REQUIREMENT:
Quote the entries that follow exactly, leaving none out.

SUPPLIED DATA:
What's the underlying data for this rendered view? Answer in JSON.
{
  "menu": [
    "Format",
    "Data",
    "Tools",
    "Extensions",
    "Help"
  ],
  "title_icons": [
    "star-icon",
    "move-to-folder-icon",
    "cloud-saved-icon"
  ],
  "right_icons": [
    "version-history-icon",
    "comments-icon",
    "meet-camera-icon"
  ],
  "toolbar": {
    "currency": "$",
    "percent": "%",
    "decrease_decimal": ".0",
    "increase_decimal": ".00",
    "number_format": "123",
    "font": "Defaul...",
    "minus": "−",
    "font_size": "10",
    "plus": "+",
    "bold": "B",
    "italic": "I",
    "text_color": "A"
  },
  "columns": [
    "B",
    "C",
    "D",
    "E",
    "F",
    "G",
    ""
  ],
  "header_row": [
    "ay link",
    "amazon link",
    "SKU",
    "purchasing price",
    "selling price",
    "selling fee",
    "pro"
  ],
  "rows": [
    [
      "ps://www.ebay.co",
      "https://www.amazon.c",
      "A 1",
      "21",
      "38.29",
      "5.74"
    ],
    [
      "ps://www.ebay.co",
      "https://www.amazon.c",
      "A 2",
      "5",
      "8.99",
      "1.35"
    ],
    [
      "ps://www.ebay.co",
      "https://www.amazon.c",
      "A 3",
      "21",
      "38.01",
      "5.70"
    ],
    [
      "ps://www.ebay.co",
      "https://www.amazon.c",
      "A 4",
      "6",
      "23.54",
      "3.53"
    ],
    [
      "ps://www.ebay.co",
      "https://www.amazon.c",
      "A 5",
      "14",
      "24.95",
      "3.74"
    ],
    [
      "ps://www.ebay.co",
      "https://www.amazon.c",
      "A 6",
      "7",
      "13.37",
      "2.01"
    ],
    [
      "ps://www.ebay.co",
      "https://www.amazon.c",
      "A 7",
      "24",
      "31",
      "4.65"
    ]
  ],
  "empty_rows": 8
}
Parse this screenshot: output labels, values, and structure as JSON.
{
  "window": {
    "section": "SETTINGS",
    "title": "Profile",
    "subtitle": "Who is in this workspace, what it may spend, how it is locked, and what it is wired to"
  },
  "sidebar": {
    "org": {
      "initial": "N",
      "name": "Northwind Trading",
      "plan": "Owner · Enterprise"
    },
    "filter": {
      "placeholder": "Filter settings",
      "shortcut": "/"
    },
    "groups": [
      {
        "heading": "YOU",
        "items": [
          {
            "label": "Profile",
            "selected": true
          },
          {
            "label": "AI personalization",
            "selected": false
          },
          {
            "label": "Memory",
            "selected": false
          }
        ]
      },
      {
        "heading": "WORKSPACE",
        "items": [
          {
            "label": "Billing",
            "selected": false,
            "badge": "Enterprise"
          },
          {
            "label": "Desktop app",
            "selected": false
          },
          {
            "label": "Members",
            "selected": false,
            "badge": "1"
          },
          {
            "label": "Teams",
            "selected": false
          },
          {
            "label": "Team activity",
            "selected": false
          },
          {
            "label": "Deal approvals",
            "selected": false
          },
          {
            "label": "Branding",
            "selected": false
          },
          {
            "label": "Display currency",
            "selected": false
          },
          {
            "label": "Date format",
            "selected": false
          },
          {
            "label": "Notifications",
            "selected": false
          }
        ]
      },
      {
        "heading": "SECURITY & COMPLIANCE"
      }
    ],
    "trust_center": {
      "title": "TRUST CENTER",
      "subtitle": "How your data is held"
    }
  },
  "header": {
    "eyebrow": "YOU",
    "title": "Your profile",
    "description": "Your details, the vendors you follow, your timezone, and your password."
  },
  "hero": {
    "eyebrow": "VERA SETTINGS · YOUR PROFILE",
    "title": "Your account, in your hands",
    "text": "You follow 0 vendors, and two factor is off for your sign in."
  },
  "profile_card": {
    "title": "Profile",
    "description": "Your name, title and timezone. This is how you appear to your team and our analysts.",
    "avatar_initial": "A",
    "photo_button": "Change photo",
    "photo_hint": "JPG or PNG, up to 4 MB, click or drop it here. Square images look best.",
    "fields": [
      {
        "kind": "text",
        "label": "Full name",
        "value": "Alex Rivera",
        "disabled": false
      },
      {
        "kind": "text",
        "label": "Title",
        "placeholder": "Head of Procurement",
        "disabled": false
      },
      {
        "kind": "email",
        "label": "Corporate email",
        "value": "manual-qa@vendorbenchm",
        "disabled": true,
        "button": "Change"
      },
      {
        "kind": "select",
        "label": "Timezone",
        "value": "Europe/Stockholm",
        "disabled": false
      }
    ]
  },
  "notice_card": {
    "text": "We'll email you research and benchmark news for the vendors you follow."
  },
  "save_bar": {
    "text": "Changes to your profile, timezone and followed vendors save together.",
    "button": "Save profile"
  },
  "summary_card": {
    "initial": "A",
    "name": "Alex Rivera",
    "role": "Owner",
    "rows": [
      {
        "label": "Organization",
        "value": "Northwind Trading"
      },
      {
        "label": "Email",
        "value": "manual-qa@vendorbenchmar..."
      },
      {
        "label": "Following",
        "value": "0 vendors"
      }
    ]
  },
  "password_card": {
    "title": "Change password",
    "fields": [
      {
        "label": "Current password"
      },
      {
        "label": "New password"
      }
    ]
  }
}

REPLY:
What's the underlying data for this rendered view? Answer in JSON.
{
  "menu": [
    "Format",
    "Data",
    "Tools",
    "Extensions",
    "Help"
  ],
  "title_icons": [
    "star-icon",
    "move-to-folder-icon",
    "cloud-saved-icon"
  ],
  "right_icons": [
    "version-history-icon",
    "comments-icon",
    "meet-camera-icon"
  ],
  "toolbar": {
    "currency": "$",
    "percent": "%",
    "decrease_decimal": ".0",
    "increase_decimal": ".00",
    "number_format": "123",
    "font": "Defaul...",
    "minus": "−",
    "font_size": "10",
    "plus": "+",
    "bold": "B",
    "italic": "I",
    "text_color": "A"
  },
  "columns": [
    "B",
    "C",
    "D",
    "E",
    "F",
    "G",
    ""
  ],
  "header_row": [
    "ay link",
    "amazon link",
    "SKU",
    "purchasing price",
    "selling price",
    "selling fee",
    "pro"
  ],
  "rows": [
    [
      "ps://www.ebay.co",
      "https://www.amazon.c",
      "A 1",
      "21",
      "38.29",
      "5.74"
    ],
    [
      "ps://www.ebay.co",
      "https://www.amazon.c",
      "A 2",
      "5",
      "8.99",
      "1.35"
    ],
    [
      "ps://www.ebay.co",
      "https://www.amazon.c",
      "A 3",
      "21",
      "38.01",
      "5.70"
    ],
    [
      "ps://www.ebay.co",
      "https://www.amazon.c",
      "A 4",
      "6",
      "23.54",
      "3.53"
    ],
    [
      "ps://www.ebay.co",
      "https://www.amazon.c",
      "A 5",
      "14",
      "24.95",
      "3.74"
    ],
    [
      "ps://www.ebay.co",
      "https://www.amazon.c",
      "A 6",
      "7",
      "13.37",
      "2.01"
    ],
    [
      "ps://www.ebay.co",
      "https://www.amazon.c",
      "A 7",
      "24",
      "31",
      "4.65"
    ]
  ],
  "empty_rows": 8
}
Parse this screenshot: output labels, values, and structure as JSON.
{
  "window": {
    "section": "SETTINGS",
    "title": "Profile",
    "subtitle": "Who is in this workspace, what it may spend, how it is locked, and what it is wired to"
  },
  "sidebar": {
    "org": {
      "initial": "N",
      "name": "Northwind Trading",
      "plan": "Owner · Enterprise"
    },
    "filter": {
      "placeholder": "Filter settings",
      "shortcut": "/"
    },
    "groups": [
      {
        "heading": "YOU",
        "items": [
          {
            "label": "Profile",
            "selected": true
          },
          {
            "label": "AI personalization",
            "selected": false
          },
          {
            "label": "Memory",
            "selected": false
          }
        ]
      },
      {
        "heading": "WORKSPACE",
        "items": [
          {
            "label": "Billing",
            "selected": false,
            "badge": "Enterprise"
          },
          {
            "label": "Desktop app",
            "selected": false
          },
          {
            "label": "Members",
            "selected": false,
            "badge": "1"
          },
          {
            "label": "Teams",
            "selected": false
          },
          {
            "label": "Team activity",
            "selected": false
          },
          {
            "label": "Deal approvals",
            "selected": false
          },
          {
            "label": "Branding",
            "selected": false
          },
          {
            "label": "Display currency",
            "selected": false
          },
          {
            "label": "Date format",
            "selected": false
          },
          {
            "label": "Notifications",
            "selected": false
          }
        ]
      },
      {
        "heading": "SECURITY & COMPLIANCE"
      }
    ],
    "trust_center": {
      "title": "TRUST CENTER",
      "subtitle": "How your data is held"
    }
  },
  "header": {
    "eyebrow": "YOU",
    "title": "Your profile",
    "description": "Your details, the vendors you follow, your timezone, and your password."
  },
  "hero": {
    "eyebrow": "VERA SETTINGS · YOUR PROFILE",
    "title": "Your account, in your hands",
    "text": "You follow 0 vendors, and two factor is off for your sign in."
  },
  "profile_card": {
    "title": "Profile",
    "description": "Your name, title and timezone. This is how you appear to your team and our analysts.",
    "avatar_initial": "A",
    "photo_button": "Change photo",
    "photo_hint": "JPG or PNG, up to 4 MB, click or drop it here. Square images look best.",
    "fields": [
      {
        "kind": "text",
        "label": "Full name",
        "value": "Alex Rivera",
        "disabled": false
      },
      {
        "kind": "text",
        "label": "Title",
        "placeholder": "Head of Procurement",
        "disabled": false
      },
      {
        "kind": "email",
        "label": "Corporate email",
        "value": "manual-qa@vendorbenchm",
        "disabled": true,
        "button": "Change"
      },
      {
        "kind": "select",
        "label": "Timezone",
        "value": "Europe/Stockholm",
        "disabled": false
      }
    ]
  },
  "notice_card": {
    "text": "We'll email you research and benchmark news for the vendors you follow."
  },
  "save_bar": {
    "text": "Changes to your profile, timezone and followed vendors save together.",
    "button": "Save profile"
  },
  "summary_card": {
    "initial": "A",
    "name": "Alex Rivera",
    "role": "Owner",
    "rows": [
      {
        "label": "Organization",
        "value": "Northwind Trading"
      },
      {
        "label": "Email",
        "value": "manual-qa@vendorbenchmar..."
      },
      {
        "label": "Following",
        "value": "0 vendors"
      }
    ]
  },
  "password_card": {
    "title": "Change password",
    "fields": [
      {
        "label": "Current password"
      },
      {
        "label": "New password"
      }
    ]
  }
}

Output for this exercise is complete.